TO BE DONE: Every record that follows should be printed verbatim.

## Start GIVEN RECORDS

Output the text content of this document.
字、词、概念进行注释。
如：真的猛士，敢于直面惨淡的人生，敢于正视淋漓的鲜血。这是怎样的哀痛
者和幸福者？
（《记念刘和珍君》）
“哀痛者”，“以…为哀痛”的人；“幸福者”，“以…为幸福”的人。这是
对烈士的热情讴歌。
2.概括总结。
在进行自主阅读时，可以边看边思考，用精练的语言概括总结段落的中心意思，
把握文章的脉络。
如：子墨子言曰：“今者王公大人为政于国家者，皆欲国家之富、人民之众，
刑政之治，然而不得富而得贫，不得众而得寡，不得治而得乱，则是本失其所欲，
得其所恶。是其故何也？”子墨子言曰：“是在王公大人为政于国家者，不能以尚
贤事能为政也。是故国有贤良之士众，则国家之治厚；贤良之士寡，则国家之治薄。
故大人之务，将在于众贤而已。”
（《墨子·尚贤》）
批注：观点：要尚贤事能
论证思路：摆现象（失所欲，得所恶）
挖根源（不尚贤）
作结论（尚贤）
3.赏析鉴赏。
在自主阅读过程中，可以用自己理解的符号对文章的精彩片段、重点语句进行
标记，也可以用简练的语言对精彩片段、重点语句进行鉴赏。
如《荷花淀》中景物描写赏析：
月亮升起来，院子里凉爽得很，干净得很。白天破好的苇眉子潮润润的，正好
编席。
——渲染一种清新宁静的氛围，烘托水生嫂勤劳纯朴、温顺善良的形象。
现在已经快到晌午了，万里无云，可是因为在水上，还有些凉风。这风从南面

## End GIVEN RECORDS

ANSWER FOR THIS EXERCISE:
Output the text content of this document.
字、词、概念进行注释。
如：真的猛士，敢于直面惨淡的人生，敢于正视淋漓的鲜血。这是怎样的哀痛
者和幸福者？
（《记念刘和珍君》）
“哀痛者”，“以…为哀痛”的人；“幸福者”，“以…为幸福”的人。这是
对烈士的热情讴歌。
2.概括总结。
在进行自主阅读时，可以边看边思考，用精练的语言概括总结段落的中心意思，
把握文章的脉络。
如：子墨子言曰：“今者王公大人为政于国家者，皆欲国家之富、人民之众，
刑政之治，然而不得富而得贫，不得众而得寡，不得治而得乱，则是本失其所欲，
得其所恶。是其故何也？”子墨子言曰：“是在王公大人为政于国家者，不能以尚
贤事能为政也。是故国有贤良之士众，则国家之治厚；贤良之士寡，则国家之治薄。
故大人之务，将在于众贤而已。”
（《墨子·尚贤》）
批注：观点：要尚贤事能
论证思路：摆现象（失所欲，得所恶）
挖根源（不尚贤）
作结论（尚贤）
3.赏析鉴赏。
在自主阅读过程中，可以用自己理解的符号对文章的精彩片段、重点语句进行
标记，也可以用简练的语言对精彩片段、重点语句进行鉴赏。
如《荷花淀》中景物描写赏析：
月亮升起来，院子里凉爽得很，干净得很。白天破好的苇眉子潮润润的，正好
编席。
——渲染一种清新宁静的氛围，烘托水生嫂勤劳纯朴、温顺善良的形象。
现在已经快到晌午了，万里无云，可是因为在水上，还有些凉风。这风从南面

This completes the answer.